YOUR INSTRUCTIONS: Look through the material below and give the number of lines holding "Kunst", with no other words.

MATERIAL FOR THIS TASK:
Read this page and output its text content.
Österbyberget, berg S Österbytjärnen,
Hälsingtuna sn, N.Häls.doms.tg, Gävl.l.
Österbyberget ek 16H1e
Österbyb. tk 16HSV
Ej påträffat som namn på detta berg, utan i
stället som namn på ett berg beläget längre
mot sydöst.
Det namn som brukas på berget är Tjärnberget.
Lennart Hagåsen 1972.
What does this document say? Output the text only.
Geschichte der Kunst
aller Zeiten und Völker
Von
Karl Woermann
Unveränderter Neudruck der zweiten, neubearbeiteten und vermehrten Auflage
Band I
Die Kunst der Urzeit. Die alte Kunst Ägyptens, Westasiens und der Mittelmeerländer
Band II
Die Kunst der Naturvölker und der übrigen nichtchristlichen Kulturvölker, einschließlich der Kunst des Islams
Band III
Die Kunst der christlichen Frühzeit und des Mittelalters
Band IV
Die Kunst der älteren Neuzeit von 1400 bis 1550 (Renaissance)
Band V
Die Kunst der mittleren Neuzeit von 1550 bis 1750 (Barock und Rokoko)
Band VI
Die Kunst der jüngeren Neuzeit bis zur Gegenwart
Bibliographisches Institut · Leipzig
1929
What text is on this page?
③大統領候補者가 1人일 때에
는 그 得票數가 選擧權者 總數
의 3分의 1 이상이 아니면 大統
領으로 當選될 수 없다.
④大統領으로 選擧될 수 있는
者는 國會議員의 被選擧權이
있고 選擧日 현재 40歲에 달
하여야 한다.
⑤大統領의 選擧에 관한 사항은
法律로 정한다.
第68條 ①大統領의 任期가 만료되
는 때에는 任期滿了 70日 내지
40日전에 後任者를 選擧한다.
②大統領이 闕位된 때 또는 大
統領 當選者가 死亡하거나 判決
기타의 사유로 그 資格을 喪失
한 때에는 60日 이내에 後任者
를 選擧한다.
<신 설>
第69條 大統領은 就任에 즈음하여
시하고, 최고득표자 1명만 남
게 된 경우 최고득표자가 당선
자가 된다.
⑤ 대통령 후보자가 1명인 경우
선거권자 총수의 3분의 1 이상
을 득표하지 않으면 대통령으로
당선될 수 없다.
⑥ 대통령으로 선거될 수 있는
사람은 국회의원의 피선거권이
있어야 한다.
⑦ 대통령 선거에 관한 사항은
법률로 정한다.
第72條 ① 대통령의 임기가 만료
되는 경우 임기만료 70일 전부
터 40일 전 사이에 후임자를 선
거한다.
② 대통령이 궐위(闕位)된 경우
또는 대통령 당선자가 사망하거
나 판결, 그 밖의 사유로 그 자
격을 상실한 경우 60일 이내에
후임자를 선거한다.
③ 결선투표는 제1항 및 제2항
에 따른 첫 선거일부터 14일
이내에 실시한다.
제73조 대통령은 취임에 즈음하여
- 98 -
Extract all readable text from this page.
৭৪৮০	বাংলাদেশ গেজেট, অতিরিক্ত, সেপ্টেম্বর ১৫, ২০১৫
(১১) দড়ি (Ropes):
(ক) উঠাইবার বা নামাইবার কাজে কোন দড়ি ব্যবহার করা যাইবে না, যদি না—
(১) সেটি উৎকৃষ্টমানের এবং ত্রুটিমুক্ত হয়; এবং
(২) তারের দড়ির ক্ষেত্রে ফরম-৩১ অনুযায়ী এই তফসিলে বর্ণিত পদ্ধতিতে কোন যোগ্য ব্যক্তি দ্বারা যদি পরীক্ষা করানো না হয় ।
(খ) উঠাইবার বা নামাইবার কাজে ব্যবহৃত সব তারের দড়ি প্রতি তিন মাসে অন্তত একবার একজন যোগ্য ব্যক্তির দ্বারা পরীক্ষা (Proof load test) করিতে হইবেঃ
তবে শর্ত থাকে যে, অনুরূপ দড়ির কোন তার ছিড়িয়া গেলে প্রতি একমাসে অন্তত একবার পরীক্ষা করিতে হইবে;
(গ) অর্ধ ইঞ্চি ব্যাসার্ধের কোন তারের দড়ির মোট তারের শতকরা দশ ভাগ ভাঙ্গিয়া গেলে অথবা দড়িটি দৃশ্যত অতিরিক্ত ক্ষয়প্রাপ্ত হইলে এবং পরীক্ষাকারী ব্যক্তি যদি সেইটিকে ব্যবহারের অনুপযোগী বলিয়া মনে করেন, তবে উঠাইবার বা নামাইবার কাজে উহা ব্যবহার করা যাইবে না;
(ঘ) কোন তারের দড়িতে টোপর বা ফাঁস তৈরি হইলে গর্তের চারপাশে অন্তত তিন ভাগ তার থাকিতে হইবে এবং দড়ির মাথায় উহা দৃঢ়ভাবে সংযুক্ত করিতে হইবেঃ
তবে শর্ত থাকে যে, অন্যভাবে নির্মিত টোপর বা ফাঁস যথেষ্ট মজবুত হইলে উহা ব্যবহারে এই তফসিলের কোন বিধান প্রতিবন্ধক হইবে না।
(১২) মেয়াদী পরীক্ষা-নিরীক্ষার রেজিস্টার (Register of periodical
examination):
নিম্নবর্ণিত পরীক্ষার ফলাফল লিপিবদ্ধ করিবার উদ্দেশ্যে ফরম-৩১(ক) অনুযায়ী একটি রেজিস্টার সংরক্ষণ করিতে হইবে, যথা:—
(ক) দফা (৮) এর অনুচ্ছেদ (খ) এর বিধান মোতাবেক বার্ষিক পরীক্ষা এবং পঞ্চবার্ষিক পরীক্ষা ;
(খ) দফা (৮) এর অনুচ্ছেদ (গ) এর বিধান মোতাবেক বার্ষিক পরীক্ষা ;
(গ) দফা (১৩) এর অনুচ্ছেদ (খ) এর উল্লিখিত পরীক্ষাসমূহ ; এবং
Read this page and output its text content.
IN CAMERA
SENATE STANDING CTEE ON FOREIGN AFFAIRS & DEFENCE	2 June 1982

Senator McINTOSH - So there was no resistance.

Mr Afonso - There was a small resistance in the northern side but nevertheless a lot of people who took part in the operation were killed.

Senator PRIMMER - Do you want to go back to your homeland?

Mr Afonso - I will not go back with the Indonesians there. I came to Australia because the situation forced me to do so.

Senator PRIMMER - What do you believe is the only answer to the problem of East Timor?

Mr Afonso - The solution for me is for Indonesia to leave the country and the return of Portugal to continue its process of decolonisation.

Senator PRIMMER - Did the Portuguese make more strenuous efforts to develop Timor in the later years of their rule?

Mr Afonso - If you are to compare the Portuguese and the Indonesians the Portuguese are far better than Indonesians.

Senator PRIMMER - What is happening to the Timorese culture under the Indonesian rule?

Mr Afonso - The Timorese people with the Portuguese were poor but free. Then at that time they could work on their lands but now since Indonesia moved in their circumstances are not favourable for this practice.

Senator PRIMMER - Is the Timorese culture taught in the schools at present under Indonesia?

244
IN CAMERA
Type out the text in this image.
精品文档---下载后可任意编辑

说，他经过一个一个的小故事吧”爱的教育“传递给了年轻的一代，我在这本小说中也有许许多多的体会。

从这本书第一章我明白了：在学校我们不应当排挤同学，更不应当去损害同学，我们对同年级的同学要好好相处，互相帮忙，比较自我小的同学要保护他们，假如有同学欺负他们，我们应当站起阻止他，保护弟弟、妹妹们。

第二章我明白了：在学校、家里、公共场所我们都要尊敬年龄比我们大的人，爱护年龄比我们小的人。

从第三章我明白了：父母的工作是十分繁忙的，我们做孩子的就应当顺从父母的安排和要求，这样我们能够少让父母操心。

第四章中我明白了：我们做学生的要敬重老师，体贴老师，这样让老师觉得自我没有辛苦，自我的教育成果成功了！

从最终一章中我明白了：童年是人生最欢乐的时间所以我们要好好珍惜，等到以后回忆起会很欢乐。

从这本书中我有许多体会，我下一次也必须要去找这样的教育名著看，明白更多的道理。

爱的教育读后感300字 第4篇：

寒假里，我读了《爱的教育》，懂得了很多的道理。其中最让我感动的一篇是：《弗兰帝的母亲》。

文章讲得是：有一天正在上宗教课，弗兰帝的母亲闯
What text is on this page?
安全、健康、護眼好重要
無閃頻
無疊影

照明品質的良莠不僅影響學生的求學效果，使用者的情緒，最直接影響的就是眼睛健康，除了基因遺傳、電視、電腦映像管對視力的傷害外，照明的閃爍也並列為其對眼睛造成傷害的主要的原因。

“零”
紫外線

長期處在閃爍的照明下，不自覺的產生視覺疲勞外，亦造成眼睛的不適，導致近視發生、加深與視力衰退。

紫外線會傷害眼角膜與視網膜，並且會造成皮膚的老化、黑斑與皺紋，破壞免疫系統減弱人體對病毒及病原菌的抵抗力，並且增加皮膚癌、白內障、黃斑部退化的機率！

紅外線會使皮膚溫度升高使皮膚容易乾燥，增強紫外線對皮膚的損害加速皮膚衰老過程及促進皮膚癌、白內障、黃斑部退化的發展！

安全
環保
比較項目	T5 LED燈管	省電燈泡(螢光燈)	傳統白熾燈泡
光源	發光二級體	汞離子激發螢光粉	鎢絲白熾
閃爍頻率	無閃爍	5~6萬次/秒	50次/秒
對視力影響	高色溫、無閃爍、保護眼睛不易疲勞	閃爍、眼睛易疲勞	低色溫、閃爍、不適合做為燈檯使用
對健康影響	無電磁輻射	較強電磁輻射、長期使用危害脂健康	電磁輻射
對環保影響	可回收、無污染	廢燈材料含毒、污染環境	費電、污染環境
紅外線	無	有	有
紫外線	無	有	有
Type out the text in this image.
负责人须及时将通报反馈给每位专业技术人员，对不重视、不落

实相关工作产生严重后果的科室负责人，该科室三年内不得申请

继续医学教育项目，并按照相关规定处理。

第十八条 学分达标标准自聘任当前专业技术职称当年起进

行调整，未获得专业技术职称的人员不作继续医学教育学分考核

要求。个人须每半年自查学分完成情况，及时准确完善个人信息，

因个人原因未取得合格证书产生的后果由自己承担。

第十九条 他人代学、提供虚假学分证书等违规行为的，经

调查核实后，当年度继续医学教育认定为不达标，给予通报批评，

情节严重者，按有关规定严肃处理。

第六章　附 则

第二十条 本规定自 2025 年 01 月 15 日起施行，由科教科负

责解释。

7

RESULT FOR THIS TASK: 7